*DATASET RECORDS:*
========================
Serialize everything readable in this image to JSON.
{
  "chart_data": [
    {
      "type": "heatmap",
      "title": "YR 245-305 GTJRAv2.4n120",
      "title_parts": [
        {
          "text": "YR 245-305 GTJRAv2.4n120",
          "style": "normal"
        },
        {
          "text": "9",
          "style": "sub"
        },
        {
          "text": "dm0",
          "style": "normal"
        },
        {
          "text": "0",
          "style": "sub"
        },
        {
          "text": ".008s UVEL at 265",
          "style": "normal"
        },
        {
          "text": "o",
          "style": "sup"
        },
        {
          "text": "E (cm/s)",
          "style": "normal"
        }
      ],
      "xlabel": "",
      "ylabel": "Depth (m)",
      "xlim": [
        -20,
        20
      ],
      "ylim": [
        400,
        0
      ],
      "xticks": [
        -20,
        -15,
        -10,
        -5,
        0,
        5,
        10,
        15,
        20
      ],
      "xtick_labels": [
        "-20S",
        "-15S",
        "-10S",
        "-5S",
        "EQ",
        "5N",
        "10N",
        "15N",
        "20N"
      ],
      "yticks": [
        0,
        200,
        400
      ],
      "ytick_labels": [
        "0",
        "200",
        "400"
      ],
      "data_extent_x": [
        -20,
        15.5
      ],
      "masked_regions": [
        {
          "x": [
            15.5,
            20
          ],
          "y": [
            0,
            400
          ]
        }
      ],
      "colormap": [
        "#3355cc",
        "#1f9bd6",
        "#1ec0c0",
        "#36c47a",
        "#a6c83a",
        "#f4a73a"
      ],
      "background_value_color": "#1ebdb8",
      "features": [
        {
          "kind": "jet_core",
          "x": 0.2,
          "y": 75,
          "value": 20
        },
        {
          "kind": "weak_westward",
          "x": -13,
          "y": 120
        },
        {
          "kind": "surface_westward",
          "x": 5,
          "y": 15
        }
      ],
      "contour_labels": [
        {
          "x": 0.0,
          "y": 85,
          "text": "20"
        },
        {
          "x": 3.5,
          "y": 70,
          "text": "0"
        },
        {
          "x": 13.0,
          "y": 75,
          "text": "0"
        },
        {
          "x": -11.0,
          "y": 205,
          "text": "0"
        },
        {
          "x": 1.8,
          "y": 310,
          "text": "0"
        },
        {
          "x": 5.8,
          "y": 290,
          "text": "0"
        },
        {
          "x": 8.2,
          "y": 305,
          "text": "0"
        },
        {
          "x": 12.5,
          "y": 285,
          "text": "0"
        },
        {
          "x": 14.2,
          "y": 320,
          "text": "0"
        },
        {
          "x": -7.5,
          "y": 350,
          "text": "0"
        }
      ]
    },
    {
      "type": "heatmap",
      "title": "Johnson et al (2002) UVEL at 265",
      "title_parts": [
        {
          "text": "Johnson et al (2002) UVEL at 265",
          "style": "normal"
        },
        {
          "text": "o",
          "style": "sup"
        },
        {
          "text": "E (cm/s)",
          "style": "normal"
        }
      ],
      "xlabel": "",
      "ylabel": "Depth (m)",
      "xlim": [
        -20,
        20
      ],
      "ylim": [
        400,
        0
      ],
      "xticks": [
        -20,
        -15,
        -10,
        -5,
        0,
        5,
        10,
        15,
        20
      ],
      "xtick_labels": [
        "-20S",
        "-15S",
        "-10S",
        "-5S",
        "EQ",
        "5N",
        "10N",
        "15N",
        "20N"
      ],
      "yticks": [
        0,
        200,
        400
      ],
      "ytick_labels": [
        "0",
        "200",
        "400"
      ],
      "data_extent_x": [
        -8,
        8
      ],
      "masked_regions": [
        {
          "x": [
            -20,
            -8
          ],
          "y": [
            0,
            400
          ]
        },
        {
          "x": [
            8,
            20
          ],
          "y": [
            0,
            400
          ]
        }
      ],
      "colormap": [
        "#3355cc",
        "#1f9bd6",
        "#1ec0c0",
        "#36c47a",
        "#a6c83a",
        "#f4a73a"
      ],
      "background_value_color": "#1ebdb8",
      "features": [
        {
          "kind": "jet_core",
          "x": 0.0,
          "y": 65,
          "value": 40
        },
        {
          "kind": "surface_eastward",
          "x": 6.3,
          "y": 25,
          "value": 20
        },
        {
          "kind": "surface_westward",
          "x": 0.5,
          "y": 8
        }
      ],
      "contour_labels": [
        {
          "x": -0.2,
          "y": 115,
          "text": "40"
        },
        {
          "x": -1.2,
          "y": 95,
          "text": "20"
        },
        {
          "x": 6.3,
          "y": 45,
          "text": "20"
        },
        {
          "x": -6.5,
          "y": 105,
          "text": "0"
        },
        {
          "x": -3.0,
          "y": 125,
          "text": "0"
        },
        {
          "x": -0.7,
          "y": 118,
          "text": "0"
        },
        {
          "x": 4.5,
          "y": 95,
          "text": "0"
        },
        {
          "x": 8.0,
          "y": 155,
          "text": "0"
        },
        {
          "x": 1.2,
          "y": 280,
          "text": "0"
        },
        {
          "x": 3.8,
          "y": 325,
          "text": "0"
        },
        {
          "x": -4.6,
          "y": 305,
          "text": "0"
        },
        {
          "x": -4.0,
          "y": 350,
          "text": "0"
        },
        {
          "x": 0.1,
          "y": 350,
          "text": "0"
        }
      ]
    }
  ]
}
========================
*AIM OF THE TASK:*
Repeat the records above exactly, leaving none out.

*CORRECT OUTPUT:*
Serialize everything readable in this image to JSON.
{
  "chart_data": [
    {
      "type": "heatmap",
      "title": "YR 245-305 GTJRAv2.4n120",
      "title_parts": [
        {
          "text": "YR 245-305 GTJRAv2.4n120",
          "style": "normal"
        },
        {
          "text": "9",
          "style": "sub"
        },
        {
          "text": "dm0",
          "style": "normal"
        },
        {
          "text": "0",
          "style": "sub"
        },
        {
          "text": ".008s UVEL at 265",
          "style": "normal"
        },
        {
          "text": "o",
          "style": "sup"
        },
        {
          "text": "E (cm/s)",
          "style": "normal"
        }
      ],
      "xlabel": "",
      "ylabel": "Depth (m)",
      "xlim": [
        -20,
        20
      ],
      "ylim": [
        400,
        0
      ],
      "xticks": [
        -20,
        -15,
        -10,
        -5,
        0,
        5,
        10,
        15,
        20
      ],
      "xtick_labels": [
        "-20S",
        "-15S",
        "-10S",
        "-5S",
        "EQ",
        "5N",
        "10N",
        "15N",
        "20N"
      ],
      "yticks": [
        0,
        200,
        400
      ],
      "ytick_labels": [
        "0",
        "200",
        "400"
      ],
      "data_extent_x": [
        -20,
        15.5
      ],
      "masked_regions": [
        {
          "x": [
            15.5,
            20
          ],
          "y": [
            0,
            400
          ]
        }
      ],
      "colormap": [
        "#3355cc",
        "#1f9bd6",
        "#1ec0c0",
        "#36c47a",
        "#a6c83a",
        "#f4a73a"
      ],
      "background_value_color": "#1ebdb8",
      "features": [
        {
          "kind": "jet_core",
          "x": 0.2,
          "y": 75,
          "value": 20
        },
        {
          "kind": "weak_westward",
          "x": -13,
          "y": 120
        },
        {
          "kind": "surface_westward",
          "x": 5,
          "y": 15
        }
      ],
      "contour_labels": [
        {
          "x": 0.0,
          "y": 85,
          "text": "20"
        },
        {
          "x": 3.5,
          "y": 70,
          "text": "0"
        },
        {
          "x": 13.0,
          "y": 75,
          "text": "0"
        },
        {
          "x": -11.0,
          "y": 205,
          "text": "0"
        },
        {
          "x": 1.8,
          "y": 310,
          "text": "0"
        },
        {
          "x": 5.8,
          "y": 290,
          "text": "0"
        },
        {
          "x": 8.2,
          "y": 305,
          "text": "0"
        },
        {
          "x": 12.5,
          "y": 285,
          "text": "0"
        },
        {
          "x": 14.2,
          "y": 320,
          "text": "0"
        },
        {
          "x": -7.5,
          "y": 350,
          "text": "0"
        }
      ]
    },
    {
      "type": "heatmap",
      "title": "Johnson et al (2002) UVEL at 265",
      "title_parts": [
        {
          "text": "Johnson et al (2002) UVEL at 265",
          "style": "normal"
        },
        {
          "text": "o",
          "style": "sup"
        },
        {
          "text": "E (cm/s)",
          "style": "normal"
        }
      ],
      "xlabel": "",
      "ylabel": "Depth (m)",
      "xlim": [
        -20,
        20
      ],
      "ylim": [
        400,
        0
      ],
      "xticks": [
        -20,
        -15,
        -10,
        -5,
        0,
        5,
        10,
        15,
        20
      ],
      "xtick_labels": [
        "-20S",
        "-15S",
        "-10S",
        "-5S",
        "EQ",
        "5N",
        "10N",
        "15N",
        "20N"
      ],
      "yticks": [
        0,
        200,
        400
      ],
      "ytick_labels": [
        "0",
        "200",
        "400"
      ],
      "data_extent_x": [
        -8,
        8
      ],
      "masked_regions": [
        {
          "x": [
            -20,
            -8
          ],
          "y": [
            0,
            400
          ]
        },
        {
          "x": [
            8,
            20
          ],
          "y": [
            0,
            400
          ]
        }
      ],
      "colormap": [
        "#3355cc",
        "#1f9bd6",
        "#1ec0c0",
        "#36c47a",
        "#a6c83a",
        "#f4a73a"
      ],
      "background_value_color": "#1ebdb8",
      "features": [
        {
          "kind": "jet_core",
          "x": 0.0,
          "y": 65,
          "value": 40
        },
        {
          "kind": "surface_eastward",
          "x": 6.3,
          "y": 25,
          "value": 20
        },
        {
          "kind": "surface_westward",
          "x": 0.5,
          "y": 8
        }
      ],
      "contour_labels": [
        {
          "x": -0.2,
          "y": 115,
          "text": "40"
        },
        {
          "x": -1.2,
          "y": 95,
          "text": "20"
        },
        {
          "x": 6.3,
          "y": 45,
          "text": "20"
        },
        {
          "x": -6.5,
          "y": 105,
          "text": "0"
        },
        {
          "x": -3.0,
          "y": 125,
          "text": "0"
        },
        {
          "x": -0.7,
          "y": 118,
          "text": "0"
        },
        {
          "x": 4.5,
          "y": 95,
          "text": "0"
        },
        {
          "x": 8.0,
          "y": 155,
          "text": "0"
        },
        {
          "x": 1.2,
          "y": 280,
          "text": "0"
        },
        {
          "x": 3.8,
          "y": 325,
          "text": "0"
        },
        {
          "x": -4.6,
          "y": 305,
          "text": "0"
        },
        {
          "x": -4.0,
          "y": 350,
          "text": "0"
        },
        {
          "x": 0.1,
          "y": 350,
          "text": "0"
        }
      ]
    }
  ]
}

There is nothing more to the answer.